• **EXERCISE TASK**: Look through the data below and return each line where "image" appears.

* Begin *

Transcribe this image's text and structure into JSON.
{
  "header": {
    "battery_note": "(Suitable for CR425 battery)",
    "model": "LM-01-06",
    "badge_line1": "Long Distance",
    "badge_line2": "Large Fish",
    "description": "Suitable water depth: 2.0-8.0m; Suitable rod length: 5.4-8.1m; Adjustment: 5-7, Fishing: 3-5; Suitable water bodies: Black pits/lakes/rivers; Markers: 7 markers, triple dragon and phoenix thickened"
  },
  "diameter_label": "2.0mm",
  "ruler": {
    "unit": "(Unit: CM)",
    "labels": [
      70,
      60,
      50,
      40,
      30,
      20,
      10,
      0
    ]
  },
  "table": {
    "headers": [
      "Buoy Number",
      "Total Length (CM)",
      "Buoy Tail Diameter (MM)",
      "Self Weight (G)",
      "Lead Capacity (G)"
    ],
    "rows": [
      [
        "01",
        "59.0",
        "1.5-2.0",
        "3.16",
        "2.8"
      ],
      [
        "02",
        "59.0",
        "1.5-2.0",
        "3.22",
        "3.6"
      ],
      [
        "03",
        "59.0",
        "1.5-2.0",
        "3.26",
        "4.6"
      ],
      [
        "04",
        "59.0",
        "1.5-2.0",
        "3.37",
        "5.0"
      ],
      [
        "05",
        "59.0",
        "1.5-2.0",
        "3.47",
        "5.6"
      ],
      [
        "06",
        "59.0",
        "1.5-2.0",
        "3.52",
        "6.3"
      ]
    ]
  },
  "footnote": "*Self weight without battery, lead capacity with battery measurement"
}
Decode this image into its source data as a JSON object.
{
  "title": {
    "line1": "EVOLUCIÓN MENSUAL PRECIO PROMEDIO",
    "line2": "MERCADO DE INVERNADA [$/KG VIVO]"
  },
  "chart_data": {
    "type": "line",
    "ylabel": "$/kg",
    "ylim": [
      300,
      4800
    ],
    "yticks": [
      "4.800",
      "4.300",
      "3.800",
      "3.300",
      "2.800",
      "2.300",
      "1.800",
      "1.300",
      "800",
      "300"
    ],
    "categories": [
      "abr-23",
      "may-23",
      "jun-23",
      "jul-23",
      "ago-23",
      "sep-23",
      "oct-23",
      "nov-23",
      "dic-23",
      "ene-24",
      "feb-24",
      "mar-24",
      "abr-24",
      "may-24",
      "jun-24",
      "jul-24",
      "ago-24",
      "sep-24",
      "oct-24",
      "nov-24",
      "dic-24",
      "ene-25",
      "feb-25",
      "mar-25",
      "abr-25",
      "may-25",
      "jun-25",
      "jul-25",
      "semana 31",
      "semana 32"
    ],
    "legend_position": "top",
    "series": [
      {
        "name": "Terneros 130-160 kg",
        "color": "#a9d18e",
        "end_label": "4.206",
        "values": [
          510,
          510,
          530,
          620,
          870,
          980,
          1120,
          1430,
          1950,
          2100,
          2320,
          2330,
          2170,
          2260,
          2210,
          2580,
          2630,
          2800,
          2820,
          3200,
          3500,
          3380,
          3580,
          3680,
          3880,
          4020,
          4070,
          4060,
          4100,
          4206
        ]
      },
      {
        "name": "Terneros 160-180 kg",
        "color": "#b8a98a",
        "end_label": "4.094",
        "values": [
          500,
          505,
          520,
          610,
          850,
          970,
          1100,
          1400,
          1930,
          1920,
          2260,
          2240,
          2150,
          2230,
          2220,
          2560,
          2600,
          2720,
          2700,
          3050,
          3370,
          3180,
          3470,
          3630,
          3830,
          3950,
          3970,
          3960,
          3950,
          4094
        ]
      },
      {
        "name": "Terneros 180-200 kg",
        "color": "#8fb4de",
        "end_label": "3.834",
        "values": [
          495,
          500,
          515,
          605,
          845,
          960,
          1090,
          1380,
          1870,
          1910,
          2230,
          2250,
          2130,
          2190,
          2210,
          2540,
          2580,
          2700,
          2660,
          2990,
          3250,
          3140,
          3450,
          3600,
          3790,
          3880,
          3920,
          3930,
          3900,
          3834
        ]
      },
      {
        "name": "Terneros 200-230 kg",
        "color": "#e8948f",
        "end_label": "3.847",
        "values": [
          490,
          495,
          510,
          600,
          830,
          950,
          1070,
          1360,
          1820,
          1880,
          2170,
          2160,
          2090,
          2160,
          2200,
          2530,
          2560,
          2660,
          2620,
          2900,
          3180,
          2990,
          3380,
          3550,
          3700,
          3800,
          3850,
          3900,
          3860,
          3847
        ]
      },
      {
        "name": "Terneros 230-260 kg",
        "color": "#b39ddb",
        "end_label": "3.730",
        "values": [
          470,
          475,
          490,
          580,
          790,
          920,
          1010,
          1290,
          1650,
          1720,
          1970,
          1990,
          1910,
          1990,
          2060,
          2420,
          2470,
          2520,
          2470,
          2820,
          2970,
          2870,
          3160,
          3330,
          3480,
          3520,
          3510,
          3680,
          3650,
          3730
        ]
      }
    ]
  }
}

* End *

• **RESPONSE BELOW**:
Transcribe this image's text and structure into JSON.
Decode this image into its source data as a JSON object.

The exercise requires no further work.